Task to complete: Pull out every line with the word "проживание" from the entries below.

Available data:
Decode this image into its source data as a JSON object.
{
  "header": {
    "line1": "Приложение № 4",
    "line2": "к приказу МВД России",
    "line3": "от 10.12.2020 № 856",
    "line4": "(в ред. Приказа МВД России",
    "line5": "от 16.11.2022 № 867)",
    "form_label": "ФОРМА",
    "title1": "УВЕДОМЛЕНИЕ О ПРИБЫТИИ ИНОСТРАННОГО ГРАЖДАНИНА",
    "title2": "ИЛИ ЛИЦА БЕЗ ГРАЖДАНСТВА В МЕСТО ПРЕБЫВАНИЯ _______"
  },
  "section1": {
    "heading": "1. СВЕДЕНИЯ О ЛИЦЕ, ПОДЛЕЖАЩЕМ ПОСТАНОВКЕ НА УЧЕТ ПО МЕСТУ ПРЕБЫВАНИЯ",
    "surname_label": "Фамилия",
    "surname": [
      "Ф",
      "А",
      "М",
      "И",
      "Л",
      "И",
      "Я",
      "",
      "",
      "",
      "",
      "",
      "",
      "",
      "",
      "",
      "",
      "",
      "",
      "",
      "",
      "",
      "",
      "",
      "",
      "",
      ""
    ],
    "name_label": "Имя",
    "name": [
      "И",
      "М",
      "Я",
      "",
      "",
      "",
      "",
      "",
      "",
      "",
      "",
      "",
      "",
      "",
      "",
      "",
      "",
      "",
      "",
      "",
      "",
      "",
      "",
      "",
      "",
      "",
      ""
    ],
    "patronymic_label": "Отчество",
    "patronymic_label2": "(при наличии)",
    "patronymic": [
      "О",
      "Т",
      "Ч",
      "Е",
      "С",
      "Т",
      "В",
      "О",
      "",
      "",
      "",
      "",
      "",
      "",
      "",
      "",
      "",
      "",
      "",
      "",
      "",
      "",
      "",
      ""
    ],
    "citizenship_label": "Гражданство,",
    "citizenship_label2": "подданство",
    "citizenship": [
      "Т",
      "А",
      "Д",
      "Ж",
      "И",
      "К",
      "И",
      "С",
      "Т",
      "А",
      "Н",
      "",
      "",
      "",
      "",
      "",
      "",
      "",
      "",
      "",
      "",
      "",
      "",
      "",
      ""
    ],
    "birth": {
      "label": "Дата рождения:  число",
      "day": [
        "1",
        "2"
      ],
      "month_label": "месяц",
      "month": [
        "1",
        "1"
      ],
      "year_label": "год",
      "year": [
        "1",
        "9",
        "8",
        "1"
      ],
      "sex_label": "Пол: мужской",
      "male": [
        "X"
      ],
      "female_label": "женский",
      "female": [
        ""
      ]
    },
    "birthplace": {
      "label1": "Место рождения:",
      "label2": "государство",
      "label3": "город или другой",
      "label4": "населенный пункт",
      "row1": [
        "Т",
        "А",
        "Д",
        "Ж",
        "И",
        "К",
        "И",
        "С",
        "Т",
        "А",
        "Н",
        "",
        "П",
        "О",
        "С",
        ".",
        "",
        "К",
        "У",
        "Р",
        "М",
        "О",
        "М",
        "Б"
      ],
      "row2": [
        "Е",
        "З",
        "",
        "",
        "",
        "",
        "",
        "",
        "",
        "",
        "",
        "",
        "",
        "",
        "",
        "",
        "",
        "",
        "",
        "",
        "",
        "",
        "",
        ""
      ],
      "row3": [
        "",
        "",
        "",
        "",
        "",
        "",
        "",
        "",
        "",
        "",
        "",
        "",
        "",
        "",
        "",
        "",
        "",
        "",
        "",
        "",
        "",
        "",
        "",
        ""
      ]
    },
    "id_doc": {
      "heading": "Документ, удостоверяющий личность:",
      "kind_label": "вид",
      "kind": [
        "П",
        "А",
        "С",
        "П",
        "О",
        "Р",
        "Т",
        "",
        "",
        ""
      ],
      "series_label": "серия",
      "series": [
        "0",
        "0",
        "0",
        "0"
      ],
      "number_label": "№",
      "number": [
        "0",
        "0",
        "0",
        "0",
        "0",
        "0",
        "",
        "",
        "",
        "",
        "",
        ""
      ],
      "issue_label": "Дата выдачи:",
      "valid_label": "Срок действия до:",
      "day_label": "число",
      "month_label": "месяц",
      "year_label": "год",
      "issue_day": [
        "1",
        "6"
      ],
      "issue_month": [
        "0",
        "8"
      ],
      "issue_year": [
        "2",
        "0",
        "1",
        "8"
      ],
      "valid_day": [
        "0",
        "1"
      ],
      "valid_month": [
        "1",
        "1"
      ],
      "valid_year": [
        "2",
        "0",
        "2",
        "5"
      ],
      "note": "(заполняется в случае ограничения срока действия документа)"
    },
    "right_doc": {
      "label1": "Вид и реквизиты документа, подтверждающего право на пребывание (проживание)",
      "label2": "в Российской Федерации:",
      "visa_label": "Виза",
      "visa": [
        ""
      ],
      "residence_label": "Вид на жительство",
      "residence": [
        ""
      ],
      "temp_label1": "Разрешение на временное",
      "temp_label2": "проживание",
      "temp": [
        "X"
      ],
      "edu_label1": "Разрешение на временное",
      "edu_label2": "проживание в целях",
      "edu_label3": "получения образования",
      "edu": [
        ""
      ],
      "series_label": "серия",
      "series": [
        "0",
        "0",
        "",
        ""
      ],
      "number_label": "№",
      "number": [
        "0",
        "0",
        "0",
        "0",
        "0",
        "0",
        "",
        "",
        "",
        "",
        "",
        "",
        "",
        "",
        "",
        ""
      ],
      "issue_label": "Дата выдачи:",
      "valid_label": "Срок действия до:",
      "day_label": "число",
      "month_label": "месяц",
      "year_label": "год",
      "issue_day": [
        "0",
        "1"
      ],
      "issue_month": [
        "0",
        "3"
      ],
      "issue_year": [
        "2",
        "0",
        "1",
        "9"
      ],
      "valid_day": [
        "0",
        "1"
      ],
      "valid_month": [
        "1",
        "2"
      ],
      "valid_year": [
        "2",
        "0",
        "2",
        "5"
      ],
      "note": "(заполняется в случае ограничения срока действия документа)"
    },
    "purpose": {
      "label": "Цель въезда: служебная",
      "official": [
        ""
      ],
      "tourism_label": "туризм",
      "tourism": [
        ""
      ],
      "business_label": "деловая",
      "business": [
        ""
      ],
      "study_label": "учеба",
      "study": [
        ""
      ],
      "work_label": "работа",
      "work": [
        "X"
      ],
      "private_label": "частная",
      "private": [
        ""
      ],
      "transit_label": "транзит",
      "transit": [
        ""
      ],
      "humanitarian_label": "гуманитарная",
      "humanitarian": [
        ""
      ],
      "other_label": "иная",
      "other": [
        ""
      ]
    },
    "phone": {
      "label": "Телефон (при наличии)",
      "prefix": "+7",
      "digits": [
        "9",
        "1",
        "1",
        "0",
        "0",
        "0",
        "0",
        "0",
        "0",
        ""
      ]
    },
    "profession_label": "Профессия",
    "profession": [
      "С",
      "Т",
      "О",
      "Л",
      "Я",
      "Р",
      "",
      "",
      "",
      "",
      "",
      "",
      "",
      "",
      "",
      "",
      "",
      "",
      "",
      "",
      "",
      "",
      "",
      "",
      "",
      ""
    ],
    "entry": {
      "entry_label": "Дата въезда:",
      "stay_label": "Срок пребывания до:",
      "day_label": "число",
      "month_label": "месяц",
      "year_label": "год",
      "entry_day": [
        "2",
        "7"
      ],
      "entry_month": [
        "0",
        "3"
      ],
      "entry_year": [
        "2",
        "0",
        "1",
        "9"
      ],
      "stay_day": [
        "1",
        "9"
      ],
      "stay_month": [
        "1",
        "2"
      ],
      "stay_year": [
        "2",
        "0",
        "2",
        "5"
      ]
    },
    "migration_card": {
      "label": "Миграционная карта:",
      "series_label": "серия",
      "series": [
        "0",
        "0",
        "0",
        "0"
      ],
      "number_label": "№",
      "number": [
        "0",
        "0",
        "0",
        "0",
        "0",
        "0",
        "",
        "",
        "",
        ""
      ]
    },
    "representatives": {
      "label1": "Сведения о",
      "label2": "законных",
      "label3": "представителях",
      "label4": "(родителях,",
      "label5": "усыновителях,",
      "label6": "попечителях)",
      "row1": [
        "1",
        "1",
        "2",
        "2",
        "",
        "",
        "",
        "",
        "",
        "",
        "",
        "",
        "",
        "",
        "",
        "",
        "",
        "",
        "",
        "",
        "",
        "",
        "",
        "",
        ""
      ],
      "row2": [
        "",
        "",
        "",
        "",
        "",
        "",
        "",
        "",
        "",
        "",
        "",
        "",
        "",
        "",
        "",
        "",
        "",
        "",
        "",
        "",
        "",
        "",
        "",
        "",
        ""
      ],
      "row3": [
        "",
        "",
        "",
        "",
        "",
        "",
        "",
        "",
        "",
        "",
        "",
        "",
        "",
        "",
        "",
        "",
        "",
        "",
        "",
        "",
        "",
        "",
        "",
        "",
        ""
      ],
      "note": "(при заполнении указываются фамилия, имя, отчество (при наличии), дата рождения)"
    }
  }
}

Exercise output:
      "label1": "Вид и реквизиты документа, подтверждающего право на пребывание (проживание)",
      "temp_label2": "проживание",
      "edu_label2": "проживание в целях",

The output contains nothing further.